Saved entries
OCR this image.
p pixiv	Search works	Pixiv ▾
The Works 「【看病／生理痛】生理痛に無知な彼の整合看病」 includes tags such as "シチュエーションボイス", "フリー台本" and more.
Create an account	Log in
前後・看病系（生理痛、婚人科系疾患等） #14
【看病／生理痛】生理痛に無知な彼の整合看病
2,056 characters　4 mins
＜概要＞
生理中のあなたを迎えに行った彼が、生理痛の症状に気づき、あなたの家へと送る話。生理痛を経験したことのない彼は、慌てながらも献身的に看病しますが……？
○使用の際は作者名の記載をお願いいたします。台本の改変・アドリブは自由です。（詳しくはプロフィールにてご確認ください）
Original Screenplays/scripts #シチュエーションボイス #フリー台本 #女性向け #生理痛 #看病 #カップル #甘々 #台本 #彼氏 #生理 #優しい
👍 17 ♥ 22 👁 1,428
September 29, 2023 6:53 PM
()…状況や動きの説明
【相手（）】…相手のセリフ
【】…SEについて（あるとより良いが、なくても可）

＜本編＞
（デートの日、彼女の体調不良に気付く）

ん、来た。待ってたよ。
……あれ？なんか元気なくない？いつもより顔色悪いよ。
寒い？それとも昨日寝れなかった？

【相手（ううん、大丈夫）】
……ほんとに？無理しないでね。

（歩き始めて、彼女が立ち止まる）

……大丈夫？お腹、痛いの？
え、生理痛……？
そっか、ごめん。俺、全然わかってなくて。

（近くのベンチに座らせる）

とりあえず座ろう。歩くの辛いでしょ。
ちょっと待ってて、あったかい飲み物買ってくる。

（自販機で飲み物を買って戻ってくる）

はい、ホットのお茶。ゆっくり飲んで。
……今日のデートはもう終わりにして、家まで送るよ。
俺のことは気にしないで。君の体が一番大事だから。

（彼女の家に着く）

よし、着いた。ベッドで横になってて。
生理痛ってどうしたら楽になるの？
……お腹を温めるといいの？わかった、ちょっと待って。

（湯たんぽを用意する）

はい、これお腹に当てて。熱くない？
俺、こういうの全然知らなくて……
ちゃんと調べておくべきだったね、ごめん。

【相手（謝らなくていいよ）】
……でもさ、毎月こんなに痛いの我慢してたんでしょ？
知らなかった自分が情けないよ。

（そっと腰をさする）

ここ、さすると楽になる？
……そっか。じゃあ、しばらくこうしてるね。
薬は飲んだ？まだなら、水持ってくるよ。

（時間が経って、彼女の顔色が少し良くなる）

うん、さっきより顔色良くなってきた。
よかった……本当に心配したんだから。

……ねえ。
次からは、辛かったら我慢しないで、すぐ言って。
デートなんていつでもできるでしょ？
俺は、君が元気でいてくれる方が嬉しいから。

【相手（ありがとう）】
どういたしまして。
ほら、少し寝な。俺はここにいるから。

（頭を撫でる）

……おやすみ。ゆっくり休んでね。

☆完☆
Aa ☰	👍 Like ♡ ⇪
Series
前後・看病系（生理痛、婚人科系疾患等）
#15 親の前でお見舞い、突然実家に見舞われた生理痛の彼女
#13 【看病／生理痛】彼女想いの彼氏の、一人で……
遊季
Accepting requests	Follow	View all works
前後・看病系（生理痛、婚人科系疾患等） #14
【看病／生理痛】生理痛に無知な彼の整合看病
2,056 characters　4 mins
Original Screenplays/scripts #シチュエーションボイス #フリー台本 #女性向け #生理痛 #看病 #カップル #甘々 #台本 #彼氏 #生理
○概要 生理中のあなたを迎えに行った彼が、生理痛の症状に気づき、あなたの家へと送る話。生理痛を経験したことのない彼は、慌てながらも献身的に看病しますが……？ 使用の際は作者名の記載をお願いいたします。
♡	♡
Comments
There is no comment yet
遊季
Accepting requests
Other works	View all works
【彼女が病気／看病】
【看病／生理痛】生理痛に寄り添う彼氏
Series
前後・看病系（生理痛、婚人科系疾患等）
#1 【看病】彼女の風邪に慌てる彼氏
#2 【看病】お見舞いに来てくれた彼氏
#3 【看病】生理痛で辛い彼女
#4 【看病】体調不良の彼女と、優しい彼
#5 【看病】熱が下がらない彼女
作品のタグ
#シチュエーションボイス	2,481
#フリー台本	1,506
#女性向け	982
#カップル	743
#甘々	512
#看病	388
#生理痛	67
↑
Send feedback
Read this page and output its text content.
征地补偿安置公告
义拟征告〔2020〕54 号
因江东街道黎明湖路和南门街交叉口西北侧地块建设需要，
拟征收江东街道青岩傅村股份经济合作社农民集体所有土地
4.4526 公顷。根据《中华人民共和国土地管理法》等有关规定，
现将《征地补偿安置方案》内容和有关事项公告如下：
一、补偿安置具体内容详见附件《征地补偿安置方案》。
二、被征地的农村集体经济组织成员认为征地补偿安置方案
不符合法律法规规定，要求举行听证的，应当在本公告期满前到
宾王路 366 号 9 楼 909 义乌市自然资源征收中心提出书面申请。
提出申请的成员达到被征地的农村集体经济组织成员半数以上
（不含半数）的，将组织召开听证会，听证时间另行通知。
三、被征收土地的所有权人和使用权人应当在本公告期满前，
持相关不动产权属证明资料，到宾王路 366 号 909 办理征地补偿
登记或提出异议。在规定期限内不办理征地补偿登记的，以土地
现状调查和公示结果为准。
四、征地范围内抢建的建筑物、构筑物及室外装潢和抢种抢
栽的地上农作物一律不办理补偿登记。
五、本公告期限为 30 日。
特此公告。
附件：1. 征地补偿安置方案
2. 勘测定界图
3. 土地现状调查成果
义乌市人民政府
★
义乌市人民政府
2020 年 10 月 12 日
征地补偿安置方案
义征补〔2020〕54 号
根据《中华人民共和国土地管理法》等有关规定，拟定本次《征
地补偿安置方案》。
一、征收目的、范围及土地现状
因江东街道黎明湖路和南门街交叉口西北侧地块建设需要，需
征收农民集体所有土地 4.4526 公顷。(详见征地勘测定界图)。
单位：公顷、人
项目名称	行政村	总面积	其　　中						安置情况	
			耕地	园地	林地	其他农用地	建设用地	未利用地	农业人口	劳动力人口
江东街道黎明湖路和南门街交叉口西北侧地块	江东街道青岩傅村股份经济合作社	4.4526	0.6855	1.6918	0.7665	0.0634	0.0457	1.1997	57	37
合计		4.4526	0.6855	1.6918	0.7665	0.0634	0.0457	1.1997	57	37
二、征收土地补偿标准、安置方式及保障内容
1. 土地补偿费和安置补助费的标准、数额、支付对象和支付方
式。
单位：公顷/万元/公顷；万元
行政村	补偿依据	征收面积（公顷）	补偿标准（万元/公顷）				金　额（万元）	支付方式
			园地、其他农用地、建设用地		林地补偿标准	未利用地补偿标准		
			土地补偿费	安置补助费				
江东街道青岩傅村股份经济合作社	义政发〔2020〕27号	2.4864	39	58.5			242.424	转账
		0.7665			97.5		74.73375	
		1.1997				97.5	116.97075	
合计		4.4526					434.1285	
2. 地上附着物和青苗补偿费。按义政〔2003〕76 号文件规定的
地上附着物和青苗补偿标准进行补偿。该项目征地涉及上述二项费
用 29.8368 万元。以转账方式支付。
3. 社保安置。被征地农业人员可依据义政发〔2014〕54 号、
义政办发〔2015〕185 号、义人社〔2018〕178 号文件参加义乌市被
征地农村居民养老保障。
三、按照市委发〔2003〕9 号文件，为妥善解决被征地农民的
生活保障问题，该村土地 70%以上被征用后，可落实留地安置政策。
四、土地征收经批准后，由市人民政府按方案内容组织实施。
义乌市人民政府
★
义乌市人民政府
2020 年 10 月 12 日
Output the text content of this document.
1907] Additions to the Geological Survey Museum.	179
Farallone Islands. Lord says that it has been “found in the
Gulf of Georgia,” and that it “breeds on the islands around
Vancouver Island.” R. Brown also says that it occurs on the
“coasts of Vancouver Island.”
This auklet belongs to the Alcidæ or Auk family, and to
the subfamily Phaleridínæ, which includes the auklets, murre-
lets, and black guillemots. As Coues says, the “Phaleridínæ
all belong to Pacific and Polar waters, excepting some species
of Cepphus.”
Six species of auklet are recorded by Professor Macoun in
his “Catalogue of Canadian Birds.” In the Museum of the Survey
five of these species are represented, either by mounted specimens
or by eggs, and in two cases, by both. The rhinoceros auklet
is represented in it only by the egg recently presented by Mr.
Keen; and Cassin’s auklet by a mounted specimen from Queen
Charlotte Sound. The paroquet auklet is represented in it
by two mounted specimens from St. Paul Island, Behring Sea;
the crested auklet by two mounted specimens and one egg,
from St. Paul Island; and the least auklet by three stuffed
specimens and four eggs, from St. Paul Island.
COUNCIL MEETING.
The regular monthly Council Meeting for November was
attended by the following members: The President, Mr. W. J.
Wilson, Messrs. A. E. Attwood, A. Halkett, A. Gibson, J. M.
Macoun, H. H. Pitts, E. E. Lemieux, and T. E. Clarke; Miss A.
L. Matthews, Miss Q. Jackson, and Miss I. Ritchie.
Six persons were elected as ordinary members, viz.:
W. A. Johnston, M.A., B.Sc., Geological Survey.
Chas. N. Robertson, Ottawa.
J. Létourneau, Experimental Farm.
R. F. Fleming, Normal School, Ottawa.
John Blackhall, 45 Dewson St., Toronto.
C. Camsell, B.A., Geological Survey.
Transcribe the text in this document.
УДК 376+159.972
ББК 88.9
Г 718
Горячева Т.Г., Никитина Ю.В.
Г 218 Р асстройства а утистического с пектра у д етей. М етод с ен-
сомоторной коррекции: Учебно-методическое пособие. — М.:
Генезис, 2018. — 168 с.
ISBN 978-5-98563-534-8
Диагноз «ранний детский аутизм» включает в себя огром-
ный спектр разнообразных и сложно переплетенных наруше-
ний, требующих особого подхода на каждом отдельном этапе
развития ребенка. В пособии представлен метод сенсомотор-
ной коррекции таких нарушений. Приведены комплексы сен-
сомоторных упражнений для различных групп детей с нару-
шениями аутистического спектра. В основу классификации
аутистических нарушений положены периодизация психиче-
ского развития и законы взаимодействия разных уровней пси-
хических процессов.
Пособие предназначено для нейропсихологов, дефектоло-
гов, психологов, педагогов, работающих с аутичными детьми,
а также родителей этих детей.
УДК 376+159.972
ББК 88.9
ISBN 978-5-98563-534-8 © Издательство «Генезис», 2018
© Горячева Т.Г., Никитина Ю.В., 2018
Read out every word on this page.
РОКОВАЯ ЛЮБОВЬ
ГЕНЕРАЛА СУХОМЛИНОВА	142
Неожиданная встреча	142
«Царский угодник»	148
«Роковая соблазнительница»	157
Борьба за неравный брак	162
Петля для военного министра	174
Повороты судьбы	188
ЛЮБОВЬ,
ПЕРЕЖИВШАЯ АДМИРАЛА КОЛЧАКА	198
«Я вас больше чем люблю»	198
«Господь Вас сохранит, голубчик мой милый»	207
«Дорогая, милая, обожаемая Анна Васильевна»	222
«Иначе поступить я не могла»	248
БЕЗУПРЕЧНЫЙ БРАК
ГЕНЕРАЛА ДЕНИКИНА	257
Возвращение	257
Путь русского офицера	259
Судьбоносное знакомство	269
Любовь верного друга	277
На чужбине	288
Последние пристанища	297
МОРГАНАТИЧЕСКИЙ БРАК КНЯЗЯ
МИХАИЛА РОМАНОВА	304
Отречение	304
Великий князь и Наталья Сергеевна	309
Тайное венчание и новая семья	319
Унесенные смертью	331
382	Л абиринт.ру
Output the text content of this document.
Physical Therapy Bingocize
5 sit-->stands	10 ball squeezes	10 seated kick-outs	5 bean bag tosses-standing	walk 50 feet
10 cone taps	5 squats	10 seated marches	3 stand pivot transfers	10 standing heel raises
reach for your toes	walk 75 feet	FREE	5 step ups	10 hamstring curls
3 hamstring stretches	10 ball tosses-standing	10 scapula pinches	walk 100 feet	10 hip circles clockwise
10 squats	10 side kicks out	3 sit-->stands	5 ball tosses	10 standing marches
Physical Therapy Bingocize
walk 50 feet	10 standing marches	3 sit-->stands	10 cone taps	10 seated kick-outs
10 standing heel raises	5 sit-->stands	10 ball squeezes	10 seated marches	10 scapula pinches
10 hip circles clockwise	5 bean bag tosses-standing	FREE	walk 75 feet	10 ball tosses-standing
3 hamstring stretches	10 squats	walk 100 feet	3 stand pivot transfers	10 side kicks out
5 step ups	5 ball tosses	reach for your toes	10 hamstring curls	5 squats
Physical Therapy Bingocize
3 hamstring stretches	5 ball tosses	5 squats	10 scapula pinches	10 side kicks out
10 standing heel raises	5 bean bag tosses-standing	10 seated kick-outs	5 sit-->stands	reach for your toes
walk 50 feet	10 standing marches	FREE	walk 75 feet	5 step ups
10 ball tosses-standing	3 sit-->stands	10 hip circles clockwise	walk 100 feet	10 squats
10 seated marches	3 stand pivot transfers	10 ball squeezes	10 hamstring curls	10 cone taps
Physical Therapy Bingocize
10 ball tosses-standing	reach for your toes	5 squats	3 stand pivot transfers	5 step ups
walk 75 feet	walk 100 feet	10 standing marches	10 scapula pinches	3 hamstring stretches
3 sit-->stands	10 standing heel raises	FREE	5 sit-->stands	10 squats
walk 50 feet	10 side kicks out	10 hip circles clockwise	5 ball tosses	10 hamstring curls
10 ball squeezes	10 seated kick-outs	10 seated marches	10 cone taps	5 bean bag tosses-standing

**What you should do**
Using the records above, list each line that includes "stretches".

**Task response**
3 hamstring stretches	10 ball tosses-standing	10 scapula pinches	walk 100 feet	10 hip circles clockwise
3 hamstring stretches	10 squats	walk 100 feet	3 stand pivot transfers	10 side kicks out
3 hamstring stretches	5 ball tosses	5 squats	10 scapula pinches	10 side kicks out
walk 75 feet	walk 100 feet	10 standing marches	10 scapula pinches	3 hamstring stretches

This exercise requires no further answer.